* **THE EXERCISE**: Return all lines where the word "Auswertebedingungen" can be found.

Dataset rows about figures
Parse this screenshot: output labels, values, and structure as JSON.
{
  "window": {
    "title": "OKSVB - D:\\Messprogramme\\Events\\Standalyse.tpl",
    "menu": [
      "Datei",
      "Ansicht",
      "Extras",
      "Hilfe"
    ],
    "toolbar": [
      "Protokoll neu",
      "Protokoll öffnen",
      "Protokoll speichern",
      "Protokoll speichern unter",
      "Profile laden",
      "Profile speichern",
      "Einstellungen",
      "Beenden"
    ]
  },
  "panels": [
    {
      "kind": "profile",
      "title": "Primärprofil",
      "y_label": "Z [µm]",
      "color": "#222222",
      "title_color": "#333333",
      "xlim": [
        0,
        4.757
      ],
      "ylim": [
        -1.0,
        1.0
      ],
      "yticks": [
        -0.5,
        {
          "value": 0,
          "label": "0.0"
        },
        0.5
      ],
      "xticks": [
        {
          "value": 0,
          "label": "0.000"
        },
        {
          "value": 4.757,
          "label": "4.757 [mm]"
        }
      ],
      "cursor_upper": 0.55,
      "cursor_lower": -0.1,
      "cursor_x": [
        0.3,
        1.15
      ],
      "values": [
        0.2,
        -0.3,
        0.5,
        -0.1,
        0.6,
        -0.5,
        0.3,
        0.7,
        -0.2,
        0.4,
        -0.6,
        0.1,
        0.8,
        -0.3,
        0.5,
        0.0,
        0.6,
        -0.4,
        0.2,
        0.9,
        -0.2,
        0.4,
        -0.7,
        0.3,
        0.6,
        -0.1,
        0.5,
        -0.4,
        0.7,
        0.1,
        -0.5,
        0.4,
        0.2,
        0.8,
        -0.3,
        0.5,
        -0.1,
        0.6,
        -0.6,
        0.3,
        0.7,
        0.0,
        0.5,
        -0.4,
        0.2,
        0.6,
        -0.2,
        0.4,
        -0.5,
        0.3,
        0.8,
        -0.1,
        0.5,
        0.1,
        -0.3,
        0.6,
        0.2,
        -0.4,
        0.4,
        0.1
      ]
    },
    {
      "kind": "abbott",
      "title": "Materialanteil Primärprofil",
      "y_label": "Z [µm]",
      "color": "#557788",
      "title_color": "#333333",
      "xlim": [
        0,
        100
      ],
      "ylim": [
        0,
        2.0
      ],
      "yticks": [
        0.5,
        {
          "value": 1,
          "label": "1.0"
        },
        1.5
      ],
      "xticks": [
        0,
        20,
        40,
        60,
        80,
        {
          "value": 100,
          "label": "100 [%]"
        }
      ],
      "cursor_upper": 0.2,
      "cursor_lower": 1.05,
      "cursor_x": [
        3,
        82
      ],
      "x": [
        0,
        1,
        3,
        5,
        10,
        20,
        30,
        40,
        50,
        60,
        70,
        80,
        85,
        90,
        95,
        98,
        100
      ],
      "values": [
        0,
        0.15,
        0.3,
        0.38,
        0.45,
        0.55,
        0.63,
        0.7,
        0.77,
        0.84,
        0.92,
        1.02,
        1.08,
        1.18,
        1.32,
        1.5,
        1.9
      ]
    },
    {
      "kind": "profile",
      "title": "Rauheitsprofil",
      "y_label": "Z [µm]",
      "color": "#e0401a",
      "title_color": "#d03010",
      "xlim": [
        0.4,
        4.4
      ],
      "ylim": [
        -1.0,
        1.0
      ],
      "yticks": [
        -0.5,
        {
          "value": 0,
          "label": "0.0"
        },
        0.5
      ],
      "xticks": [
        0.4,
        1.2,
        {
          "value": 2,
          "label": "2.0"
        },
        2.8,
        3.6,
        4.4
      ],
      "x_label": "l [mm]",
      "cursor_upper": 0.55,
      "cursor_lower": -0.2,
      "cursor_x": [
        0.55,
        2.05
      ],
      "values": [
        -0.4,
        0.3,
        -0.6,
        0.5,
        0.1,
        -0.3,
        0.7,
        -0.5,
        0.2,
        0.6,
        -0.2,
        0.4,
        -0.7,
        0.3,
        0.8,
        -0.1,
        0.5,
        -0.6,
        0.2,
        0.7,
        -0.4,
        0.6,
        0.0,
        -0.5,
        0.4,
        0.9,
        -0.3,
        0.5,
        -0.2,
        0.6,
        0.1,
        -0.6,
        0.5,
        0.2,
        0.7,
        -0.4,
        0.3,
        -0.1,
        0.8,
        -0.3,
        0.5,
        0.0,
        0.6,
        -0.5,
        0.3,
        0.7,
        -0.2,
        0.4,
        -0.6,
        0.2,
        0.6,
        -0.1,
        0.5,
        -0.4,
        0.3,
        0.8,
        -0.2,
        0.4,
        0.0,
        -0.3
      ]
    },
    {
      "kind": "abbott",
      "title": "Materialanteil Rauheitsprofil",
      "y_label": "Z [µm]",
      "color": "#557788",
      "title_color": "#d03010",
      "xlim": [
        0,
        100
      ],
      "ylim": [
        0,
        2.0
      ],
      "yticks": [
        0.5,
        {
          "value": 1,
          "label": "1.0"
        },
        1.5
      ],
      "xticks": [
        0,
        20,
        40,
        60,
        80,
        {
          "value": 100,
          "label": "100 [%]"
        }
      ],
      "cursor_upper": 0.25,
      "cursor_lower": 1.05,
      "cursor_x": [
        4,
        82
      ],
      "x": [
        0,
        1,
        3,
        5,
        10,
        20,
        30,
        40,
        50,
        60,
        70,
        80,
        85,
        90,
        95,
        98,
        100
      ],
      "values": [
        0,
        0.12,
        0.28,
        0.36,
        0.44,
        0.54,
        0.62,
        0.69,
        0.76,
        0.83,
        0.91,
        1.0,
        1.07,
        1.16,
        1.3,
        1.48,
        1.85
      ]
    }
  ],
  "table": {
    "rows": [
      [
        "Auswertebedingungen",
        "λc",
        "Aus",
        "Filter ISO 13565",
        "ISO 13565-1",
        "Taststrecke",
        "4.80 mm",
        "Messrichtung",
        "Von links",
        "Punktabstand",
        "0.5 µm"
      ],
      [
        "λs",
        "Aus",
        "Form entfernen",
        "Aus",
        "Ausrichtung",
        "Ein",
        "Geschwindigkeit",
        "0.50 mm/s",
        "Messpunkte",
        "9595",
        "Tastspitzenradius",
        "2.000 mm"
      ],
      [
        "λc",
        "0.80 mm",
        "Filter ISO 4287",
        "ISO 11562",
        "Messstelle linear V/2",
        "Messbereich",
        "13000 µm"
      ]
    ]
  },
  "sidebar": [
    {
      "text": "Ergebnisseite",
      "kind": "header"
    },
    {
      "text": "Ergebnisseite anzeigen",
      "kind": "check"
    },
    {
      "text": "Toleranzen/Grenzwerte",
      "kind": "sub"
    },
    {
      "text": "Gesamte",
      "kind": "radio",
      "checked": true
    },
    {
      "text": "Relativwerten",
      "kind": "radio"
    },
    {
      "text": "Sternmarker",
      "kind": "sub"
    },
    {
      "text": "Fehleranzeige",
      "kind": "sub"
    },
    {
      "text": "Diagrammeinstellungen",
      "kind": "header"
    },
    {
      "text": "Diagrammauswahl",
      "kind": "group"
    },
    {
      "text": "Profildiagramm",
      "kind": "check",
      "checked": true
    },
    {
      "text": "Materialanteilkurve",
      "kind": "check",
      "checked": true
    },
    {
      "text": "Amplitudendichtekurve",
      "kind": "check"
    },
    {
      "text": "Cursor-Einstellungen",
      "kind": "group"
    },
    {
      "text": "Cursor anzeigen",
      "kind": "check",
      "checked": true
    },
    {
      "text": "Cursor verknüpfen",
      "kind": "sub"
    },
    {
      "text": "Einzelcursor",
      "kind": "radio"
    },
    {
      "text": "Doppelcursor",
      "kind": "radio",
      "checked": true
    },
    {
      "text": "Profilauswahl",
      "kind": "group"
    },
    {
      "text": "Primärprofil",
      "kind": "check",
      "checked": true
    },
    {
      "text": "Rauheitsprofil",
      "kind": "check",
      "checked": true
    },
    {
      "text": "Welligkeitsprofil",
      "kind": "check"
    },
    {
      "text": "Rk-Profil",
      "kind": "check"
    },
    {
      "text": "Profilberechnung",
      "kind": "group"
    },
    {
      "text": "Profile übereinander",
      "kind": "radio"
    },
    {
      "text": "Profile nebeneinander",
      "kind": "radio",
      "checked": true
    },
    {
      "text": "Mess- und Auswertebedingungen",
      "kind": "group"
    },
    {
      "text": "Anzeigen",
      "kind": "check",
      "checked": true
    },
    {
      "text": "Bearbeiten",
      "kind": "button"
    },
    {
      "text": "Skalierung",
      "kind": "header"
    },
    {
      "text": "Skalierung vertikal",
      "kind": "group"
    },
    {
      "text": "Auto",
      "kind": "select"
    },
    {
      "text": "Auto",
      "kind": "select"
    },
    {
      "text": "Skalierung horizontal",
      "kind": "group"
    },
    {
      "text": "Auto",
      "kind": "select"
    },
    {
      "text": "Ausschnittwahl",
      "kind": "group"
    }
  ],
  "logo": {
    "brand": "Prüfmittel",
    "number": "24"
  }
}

* **ANSWER TO THE EXERCISE**:
        "Auswertebedingungen",
      "text": "Mess- und Auswertebedingungen",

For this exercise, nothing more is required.